[Start of Data for processing]
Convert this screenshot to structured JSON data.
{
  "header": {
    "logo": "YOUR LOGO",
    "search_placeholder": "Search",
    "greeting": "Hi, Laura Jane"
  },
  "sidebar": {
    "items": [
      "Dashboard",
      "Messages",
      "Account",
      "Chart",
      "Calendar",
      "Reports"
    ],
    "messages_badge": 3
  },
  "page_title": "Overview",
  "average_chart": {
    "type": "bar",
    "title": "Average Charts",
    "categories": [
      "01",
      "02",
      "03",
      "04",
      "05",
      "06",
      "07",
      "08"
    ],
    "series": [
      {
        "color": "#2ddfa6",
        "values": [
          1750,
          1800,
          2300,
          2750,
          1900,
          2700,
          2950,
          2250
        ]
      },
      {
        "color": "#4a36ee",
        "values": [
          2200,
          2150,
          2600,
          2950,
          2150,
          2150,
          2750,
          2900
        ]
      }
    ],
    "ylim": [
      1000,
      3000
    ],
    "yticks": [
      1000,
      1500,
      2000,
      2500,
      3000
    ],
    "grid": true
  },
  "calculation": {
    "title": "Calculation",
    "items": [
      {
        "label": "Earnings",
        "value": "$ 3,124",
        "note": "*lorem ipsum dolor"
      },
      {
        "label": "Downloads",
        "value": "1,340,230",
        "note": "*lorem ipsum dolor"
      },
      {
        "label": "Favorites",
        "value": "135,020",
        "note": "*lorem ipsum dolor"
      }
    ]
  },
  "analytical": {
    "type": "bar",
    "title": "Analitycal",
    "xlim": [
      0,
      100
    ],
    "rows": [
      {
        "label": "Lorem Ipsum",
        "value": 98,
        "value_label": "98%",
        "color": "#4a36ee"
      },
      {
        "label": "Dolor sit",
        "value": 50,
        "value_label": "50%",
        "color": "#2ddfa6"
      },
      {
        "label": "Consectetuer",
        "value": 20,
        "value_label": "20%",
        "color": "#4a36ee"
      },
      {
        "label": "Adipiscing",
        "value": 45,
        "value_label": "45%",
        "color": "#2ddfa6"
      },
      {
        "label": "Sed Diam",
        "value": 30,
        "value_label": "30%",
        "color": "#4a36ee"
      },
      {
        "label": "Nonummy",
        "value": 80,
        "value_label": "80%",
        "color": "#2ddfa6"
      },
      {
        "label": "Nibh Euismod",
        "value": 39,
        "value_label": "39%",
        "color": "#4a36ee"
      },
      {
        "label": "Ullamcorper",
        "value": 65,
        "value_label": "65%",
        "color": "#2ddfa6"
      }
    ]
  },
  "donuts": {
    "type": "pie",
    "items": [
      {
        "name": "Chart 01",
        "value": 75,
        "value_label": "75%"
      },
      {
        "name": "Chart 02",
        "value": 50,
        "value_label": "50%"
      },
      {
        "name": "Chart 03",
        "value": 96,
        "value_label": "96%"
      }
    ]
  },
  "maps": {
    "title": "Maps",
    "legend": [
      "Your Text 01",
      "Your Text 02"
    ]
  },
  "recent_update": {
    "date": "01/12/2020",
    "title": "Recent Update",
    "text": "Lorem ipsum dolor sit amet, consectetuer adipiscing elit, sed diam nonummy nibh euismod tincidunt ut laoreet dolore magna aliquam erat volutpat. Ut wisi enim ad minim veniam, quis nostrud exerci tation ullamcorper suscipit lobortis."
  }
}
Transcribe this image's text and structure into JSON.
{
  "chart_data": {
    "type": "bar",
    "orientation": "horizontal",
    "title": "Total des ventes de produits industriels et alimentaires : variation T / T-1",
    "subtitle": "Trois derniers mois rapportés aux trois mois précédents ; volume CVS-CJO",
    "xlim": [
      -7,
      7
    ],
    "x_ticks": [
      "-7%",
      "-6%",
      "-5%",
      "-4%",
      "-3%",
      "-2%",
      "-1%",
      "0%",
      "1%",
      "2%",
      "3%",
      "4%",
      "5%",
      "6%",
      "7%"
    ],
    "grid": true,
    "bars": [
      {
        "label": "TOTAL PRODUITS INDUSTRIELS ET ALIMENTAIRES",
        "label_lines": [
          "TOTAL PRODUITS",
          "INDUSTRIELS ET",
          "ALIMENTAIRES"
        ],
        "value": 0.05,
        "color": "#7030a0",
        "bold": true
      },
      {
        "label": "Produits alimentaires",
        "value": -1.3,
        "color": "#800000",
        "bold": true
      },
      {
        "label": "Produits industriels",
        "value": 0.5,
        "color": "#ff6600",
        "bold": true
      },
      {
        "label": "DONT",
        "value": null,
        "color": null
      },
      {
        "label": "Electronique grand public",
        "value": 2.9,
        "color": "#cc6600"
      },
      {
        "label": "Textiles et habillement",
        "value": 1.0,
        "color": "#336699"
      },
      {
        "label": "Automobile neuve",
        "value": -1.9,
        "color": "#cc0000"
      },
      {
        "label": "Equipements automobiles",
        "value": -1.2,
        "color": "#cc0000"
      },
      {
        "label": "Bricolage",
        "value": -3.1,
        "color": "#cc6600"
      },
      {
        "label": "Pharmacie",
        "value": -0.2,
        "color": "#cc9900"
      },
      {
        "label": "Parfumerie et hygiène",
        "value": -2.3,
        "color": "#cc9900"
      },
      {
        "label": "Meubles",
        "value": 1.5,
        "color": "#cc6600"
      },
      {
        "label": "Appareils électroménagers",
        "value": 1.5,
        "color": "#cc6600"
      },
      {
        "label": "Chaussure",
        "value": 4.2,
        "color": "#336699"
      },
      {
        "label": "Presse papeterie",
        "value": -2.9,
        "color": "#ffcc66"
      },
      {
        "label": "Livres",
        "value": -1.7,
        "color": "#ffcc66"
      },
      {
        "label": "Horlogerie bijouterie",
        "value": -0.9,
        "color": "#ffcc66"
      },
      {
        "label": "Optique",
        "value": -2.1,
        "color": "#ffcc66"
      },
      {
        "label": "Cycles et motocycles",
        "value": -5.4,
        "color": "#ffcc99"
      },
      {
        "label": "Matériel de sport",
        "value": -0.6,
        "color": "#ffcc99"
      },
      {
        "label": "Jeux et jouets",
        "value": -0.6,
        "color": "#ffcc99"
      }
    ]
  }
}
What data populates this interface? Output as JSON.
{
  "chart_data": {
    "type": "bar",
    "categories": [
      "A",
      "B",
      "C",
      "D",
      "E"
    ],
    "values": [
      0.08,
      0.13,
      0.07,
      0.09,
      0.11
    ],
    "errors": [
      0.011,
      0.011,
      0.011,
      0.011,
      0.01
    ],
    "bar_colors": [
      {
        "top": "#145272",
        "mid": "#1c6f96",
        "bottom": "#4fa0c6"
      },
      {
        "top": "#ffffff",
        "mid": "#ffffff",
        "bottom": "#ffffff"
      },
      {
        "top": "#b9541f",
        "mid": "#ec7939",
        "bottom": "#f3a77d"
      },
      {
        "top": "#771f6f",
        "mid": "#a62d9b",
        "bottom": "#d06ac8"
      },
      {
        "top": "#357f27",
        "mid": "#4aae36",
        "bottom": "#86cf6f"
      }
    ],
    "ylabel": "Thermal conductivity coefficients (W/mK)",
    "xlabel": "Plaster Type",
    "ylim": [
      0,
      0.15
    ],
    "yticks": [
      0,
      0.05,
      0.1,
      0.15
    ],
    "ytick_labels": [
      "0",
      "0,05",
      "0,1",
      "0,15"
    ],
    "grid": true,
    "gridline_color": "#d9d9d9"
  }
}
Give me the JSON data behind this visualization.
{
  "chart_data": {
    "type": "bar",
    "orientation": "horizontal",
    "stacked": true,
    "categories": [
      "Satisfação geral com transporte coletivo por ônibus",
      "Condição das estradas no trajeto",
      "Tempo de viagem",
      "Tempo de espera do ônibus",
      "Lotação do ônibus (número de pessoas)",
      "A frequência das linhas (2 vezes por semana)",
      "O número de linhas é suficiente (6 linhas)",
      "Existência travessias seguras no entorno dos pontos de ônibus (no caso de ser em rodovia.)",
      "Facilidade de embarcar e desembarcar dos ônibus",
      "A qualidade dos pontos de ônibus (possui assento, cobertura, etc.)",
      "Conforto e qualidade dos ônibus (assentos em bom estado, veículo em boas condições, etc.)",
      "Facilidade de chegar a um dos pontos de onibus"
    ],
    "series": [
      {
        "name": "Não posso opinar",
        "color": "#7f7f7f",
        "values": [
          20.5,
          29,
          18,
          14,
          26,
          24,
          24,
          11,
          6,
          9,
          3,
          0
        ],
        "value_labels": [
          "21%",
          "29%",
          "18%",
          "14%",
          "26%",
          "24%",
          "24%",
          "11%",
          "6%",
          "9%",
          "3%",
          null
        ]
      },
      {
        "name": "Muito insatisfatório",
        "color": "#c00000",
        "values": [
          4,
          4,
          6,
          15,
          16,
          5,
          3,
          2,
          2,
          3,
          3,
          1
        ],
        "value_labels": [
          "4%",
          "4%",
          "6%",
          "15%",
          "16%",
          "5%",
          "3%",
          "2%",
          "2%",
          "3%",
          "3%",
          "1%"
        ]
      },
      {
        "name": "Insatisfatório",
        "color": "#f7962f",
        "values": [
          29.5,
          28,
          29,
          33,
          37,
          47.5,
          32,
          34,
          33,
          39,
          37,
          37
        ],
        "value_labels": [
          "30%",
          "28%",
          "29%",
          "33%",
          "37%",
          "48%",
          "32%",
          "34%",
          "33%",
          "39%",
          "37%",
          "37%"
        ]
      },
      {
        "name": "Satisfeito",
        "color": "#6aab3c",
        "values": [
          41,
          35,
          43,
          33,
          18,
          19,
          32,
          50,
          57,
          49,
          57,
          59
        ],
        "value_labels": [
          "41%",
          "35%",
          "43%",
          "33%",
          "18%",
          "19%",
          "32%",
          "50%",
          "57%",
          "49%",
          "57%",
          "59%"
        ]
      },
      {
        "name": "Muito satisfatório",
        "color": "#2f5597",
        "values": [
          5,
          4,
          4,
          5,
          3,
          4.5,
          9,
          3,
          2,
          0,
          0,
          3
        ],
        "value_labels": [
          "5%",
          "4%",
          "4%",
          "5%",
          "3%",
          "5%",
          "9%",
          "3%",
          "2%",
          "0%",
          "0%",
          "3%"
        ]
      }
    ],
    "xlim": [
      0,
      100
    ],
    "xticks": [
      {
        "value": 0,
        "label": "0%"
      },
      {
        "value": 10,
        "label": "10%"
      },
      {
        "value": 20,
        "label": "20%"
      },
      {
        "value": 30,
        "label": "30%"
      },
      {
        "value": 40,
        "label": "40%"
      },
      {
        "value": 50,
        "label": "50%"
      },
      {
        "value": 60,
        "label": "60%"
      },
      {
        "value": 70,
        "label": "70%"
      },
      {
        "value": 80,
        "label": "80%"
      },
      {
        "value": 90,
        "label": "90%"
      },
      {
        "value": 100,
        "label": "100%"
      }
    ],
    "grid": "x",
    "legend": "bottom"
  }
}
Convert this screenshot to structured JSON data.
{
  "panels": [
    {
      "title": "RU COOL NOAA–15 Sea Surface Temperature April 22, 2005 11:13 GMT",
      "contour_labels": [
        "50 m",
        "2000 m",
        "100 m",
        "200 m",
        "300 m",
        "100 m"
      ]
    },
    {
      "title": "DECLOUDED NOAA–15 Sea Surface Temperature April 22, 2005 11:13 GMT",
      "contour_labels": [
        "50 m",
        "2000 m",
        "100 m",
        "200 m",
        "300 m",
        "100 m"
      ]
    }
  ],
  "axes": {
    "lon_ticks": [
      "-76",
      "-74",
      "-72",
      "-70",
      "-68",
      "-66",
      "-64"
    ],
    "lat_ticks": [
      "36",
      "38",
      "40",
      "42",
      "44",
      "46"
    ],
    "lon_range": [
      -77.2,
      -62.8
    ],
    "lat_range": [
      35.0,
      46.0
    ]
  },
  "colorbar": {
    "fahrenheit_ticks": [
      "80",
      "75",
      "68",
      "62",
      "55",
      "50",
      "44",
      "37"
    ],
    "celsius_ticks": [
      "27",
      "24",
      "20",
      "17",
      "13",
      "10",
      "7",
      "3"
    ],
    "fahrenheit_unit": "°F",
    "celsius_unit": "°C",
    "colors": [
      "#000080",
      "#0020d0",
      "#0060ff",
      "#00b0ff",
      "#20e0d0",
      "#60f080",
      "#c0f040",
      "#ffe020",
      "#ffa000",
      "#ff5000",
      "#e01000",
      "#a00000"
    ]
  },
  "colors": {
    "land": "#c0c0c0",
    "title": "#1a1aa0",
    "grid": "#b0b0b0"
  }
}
[End of Data for processing]
Stated exercise: State the number of lines that contain the string "JSON", with no other words.

Task output: 5